**A run of records**

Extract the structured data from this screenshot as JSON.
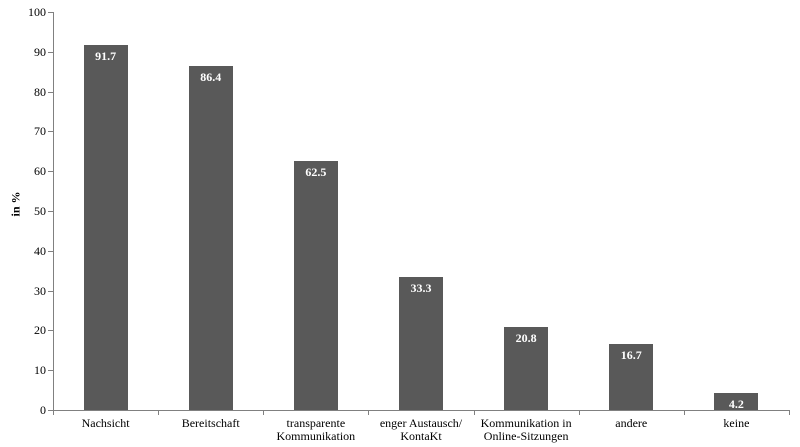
{
  "chart_data": {
    "type": "bar",
    "title": "",
    "xlabel": "",
    "ylabel": "in %",
    "ylim": [
      0,
      100
    ],
    "yticks": [
      0,
      10,
      20,
      30,
      40,
      50,
      60,
      70,
      80,
      90,
      100
    ],
    "categories": [
      "Nachsicht",
      "Bereitschaft",
      "transparente\nKommunikation",
      "enger Austausch/\nKontaKt",
      "Kommunikation in\nOnline-Sitzungen",
      "andere",
      "keine"
    ],
    "values": [
      91.7,
      86.4,
      62.5,
      33.3,
      20.8,
      16.7,
      4.2
    ],
    "value_labels": [
      "91.7",
      "86.4",
      "62.5",
      "33.3",
      "20.8",
      "16.7",
      "4.2"
    ],
    "bar_color": "#595959",
    "value_label_color": "#ffffff",
    "axis_color": "#808080",
    "text_color": "#000000",
    "grid": false,
    "legend": false
  }
}
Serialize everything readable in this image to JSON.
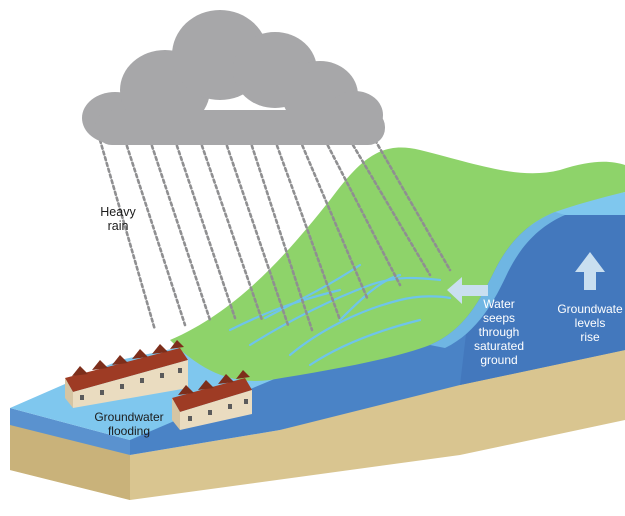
{
  "labels": {
    "heavy_rain": [
      "Heavy",
      "rain"
    ],
    "groundwater_flooding": [
      "Groundwater",
      "flooding"
    ],
    "water_seeps": [
      "Water",
      "seeps",
      "through",
      "saturated",
      "ground"
    ],
    "groundwater_rise": [
      "Groundwate",
      "levels",
      "rise"
    ]
  },
  "colors": {
    "cloud": "#a7a7a9",
    "rain": "#8f8f91",
    "hill_green": "#8ed36a",
    "water_surface": "#7fc7ee",
    "water_body": "#4a83c6",
    "soil": "#d9c590",
    "house_roof": "#9e3b24",
    "house_wall": "#eadcc0",
    "arrow": "#c9dff0"
  },
  "icons": [
    "rain-cloud-icon",
    "left-arrow-icon",
    "up-arrow-icon",
    "house-icon"
  ]
}
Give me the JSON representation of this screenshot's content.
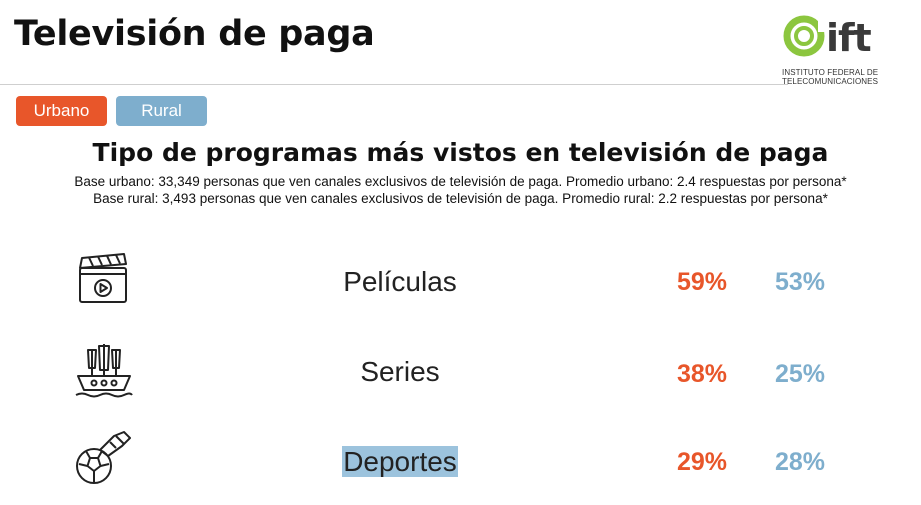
{
  "header": {
    "title": "Televisión de paga",
    "logo_text": "ift",
    "logo_subtitle_line1": "INSTITUTO FEDERAL DE",
    "logo_subtitle_line2": "TELECOMUNICACIONES"
  },
  "filters": {
    "urbano": "Urbano",
    "rural": "Rural"
  },
  "colors": {
    "urbano": "#e8562a",
    "rural": "#7eaecd",
    "logo_green": "#8cc63f"
  },
  "main": {
    "subtitle": "Tipo de programas más vistos en televisión de paga",
    "base_urbano": "Base urbano: 33,349 personas que ven canales exclusivos de televisión de paga. Promedio urbano: 2.4 respuestas por persona*",
    "base_rural": "Base rural: 3,493 personas que ven canales exclusivos de televisión de paga. Promedio rural: 2.2 respuestas por persona*",
    "rows": [
      {
        "icon": "film-clapper-icon",
        "label": "Películas",
        "urbano": "59%",
        "rural": "53%"
      },
      {
        "icon": "ship-icon",
        "label": "Series",
        "urbano": "38%",
        "rural": "25%"
      },
      {
        "icon": "soccer-icon",
        "label": "Deportes",
        "urbano": "29%",
        "rural": "28%"
      }
    ]
  }
}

**Do this**
Lines containing the word "persona" are to be counted in the listing; state their number alone.

**Response for this exercise**
2